- [Sezione del documento]
«Se non ci fosse stato il trapianto, io non sarei qui a raccontare la mia storia». All’ospedale Giannuzzi di Manduria, Alessandra Nigro, 49 anni, celebra un traguardo straordinario: dieci anni dal suo secondo trapianto di fegato. La sua è una storia di resistenza e speranza, che ha inizio a soli 13 anni, quando una cirrosi fulminante le lasciava appena tre giorni di vita portando alla diagnosi di una rara malattia genetica, la sindrome di Wilson.
«Ricordo il primo ricovero a Bologna: ero terrorizzata, ma troppo piccola per capire davvero quello che mi stava accadendo», racconta Alessandra dal corridoio del Giannuzzi, dove nel 2014 sarà poi ricoverata in attesa del secondo trapianto. Nel frattempo, la sua vita prosegue con un primo trapianto di fegato a Milano nel 1998, un matrimonio, due figli e, purtroppo, il ritorno della cirrosi.
«Mi sono ritrovata di nuovo in lista d’attesa nel 2014: avevo 35 anni e una famiglia. Non ero più una bambina incosciente, ma una madre e moglie. Ho avuto molta paura», spiega. Durante il mese di ricovero al Giannuzzi, in attesa della chiamata da Milano, ha trovato conforto nell’amicizia con Patrizia, un’operatrice socio-sanitaria. Insieme, hanno iniziato a realizzare bambole di pezza, che per l'allora 35enne sono diventate un simbolo di speranza.«Quelle bamboline erano il mio rifugio dalla paura e dall’incertezza. Non ho più smesso di realizzarle, e ogni anno, il primo dicembre, giorno del mio trapianto, ne porto una in ospedale», racconta la donna indossando la pettorina dell’Aido, l’associazione che promuove la donazione degli organi.
«Donare significa regalare un altro compleanno, un altro anniversario, un altro momento di felicità con la propria famiglia», conclude lei ricordando quanto la donazione possa davvero salvare vite e dare nuove speranze a chi ne ha bisogno.

- [Dati forniti]
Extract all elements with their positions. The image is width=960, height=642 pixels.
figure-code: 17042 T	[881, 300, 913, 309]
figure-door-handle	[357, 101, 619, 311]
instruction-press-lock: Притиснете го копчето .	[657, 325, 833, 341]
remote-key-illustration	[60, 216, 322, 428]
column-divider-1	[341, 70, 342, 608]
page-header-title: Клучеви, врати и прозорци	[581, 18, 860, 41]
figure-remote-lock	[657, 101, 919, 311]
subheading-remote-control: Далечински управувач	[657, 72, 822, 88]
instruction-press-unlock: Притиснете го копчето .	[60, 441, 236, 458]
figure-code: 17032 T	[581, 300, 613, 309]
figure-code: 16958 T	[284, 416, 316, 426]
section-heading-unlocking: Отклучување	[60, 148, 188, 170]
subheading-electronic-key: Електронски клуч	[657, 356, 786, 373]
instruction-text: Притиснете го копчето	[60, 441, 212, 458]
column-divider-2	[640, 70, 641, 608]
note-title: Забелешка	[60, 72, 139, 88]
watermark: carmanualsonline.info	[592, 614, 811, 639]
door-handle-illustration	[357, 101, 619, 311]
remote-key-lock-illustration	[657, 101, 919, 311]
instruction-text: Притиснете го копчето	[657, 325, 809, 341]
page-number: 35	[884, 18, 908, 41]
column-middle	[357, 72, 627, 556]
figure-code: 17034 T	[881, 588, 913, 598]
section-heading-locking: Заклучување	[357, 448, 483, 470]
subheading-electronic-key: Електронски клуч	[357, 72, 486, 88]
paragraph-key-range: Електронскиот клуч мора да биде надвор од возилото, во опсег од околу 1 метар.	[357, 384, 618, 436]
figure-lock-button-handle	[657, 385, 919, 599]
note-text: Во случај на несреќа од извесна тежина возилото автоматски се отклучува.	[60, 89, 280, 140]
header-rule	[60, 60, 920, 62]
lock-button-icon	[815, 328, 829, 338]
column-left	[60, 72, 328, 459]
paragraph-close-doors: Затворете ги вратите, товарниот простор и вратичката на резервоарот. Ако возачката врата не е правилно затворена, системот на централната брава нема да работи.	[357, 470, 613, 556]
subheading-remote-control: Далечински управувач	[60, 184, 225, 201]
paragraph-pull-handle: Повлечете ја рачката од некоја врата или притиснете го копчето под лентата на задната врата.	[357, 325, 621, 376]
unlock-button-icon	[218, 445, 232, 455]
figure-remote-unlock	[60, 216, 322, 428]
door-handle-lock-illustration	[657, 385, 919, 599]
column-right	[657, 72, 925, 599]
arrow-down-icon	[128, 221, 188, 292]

- [Obiettivo dell'esercizio] Per favore, spiega in una-tre frasi perché, secondo l'articolo, Alessandra porta una bambola in ospedale proprio il primo dicembre. Le righe qui non hanno alcun ruolo.

- [Risposta] Il primo dicembre è il giorno del suo trapianto. Le bambole di pezza, che aveva iniziato a realizzare con Patrizia durante il ricovero al Giannuzzi, erano il suo rifugio dalla paura e dall'incertezza e sono diventate per lei un simbolo di speranza.